* _WRITTEN REQUEST_: In the material below, identify each line bearing the word "title". Reproduce those lines.

--- START DATA SECTION ---

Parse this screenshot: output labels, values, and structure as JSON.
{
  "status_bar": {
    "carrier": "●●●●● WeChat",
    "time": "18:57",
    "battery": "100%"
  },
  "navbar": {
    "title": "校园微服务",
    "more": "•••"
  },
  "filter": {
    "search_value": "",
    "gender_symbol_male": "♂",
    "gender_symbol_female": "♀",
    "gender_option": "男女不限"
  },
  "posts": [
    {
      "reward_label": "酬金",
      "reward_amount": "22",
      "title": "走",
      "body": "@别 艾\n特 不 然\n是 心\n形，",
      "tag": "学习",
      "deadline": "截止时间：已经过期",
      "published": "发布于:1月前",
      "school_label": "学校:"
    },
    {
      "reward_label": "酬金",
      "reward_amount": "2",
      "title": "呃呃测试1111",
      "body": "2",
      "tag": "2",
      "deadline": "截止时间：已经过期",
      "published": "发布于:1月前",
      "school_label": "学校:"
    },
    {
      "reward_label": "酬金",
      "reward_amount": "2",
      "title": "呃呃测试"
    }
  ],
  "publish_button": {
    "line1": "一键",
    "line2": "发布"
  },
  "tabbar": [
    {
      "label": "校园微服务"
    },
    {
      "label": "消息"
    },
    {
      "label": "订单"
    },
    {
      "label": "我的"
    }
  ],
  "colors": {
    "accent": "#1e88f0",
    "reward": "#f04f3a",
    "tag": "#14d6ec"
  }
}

--- END DATA SECTION ---

* _SOLUTION FOR THIS EXERCISE_:
    "title": "校园微服务",
      "title": "走",
      "title": "呃呃测试1111",
      "title": "呃呃测试"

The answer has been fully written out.